## WRITTEN EXERCISE:
Transcribe every line exactly. Leave the pictures behind.

[Stored records]
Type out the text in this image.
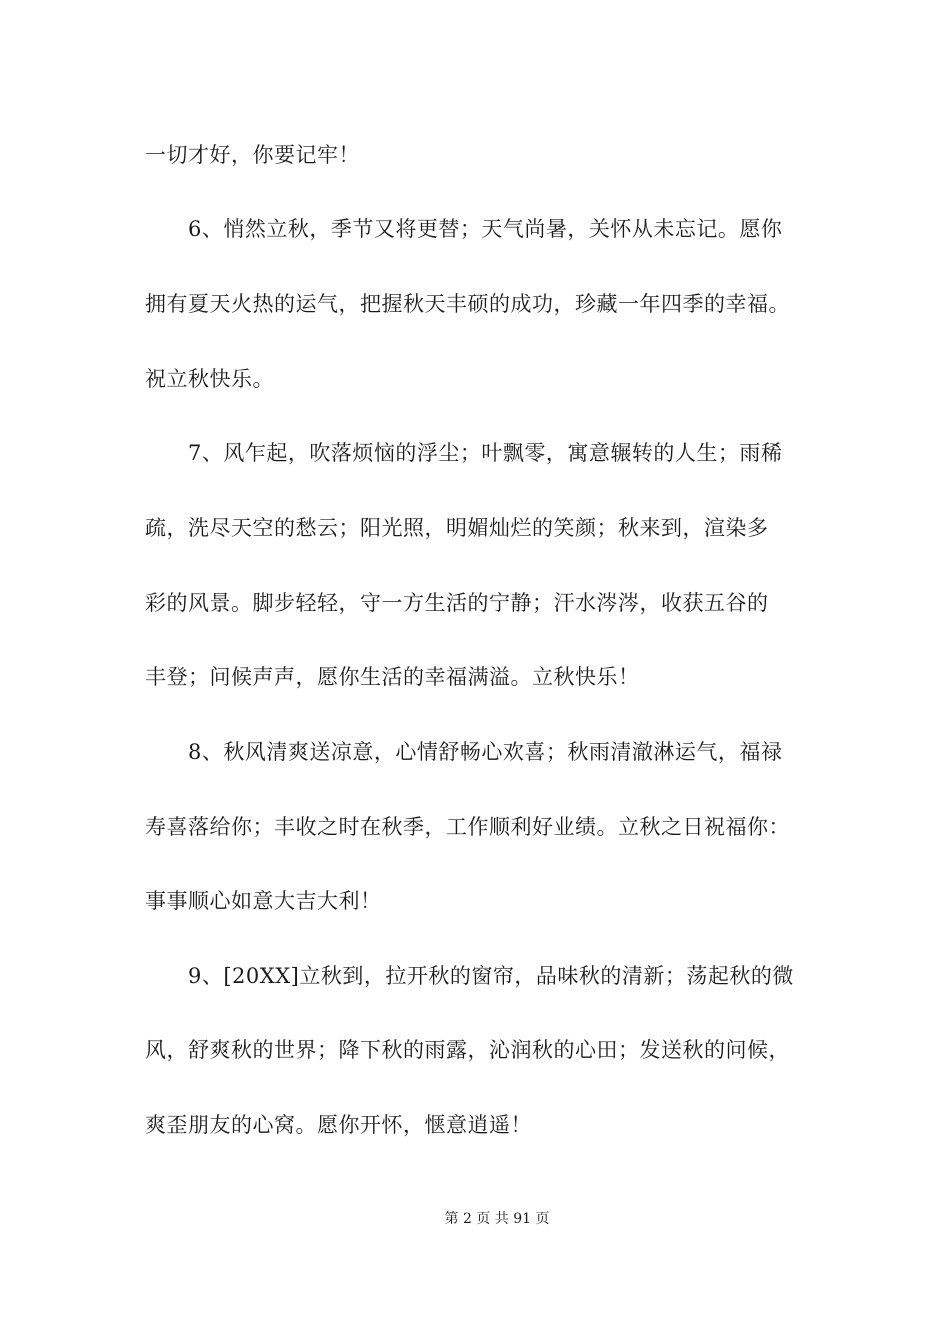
一切才好，你要记牢！
6、悄然立秋，季节又将更替；天气尚暑，关怀从未忘记。愿你
拥有夏天火热的运气，把握秋天丰硕的成功，珍藏一年四季的幸福。
祝立秋快乐。
7、风乍起，吹落烦恼的浮尘；叶飘零，寓意辗转的人生；雨稀
疏，洗尽天空的愁云；阳光照，明媚灿烂的笑颜；秋来到，渲染多
彩的风景。脚步轻轻，守一方生活的宁静；汗水涔涔，收获五谷的
丰登；问候声声，愿你生活的幸福满溢。立秋快乐！
8、秋风清爽送凉意，心情舒畅心欢喜；秋雨清澈淋运气，福禄
寿喜落给你；丰收之时在秋季，工作顺利好业绩。立秋之日祝福你：
事事顺心如意大吉大利！
9、[20XX]立秋到，拉开秋的窗帘，品味秋的清新；荡起秋的微
风，舒爽秋的世界；降下秋的雨露，沁润秋的心田；发送秋的问候，
爽歪朋友的心窝。愿你开怀，惬意逍遥！
第 2 页 共 91 页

## RESULT OF THE EXERCISE:
Type out the text in this image.
一切才好，你要记牢！
6、悄然立秋，季节又将更替；天气尚暑，关怀从未忘记。愿你
拥有夏天火热的运气，把握秋天丰硕的成功，珍藏一年四季的幸福。
祝立秋快乐。
7、风乍起，吹落烦恼的浮尘；叶飘零，寓意辗转的人生；雨稀
疏，洗尽天空的愁云；阳光照，明媚灿烂的笑颜；秋来到，渲染多
彩的风景。脚步轻轻，守一方生活的宁静；汗水涔涔，收获五谷的
丰登；问候声声，愿你生活的幸福满溢。立秋快乐！
8、秋风清爽送凉意，心情舒畅心欢喜；秋雨清澈淋运气，福禄
寿喜落给你；丰收之时在秋季，工作顺利好业绩。立秋之日祝福你：
事事顺心如意大吉大利！
9、[20XX]立秋到，拉开秋的窗帘，品味秋的清新；荡起秋的微
风，舒爽秋的世界；降下秋的雨露，沁润秋的心田；发送秋的问候，
爽歪朋友的心窝。愿你开怀，惬意逍遥！
第 2 页 共 91 页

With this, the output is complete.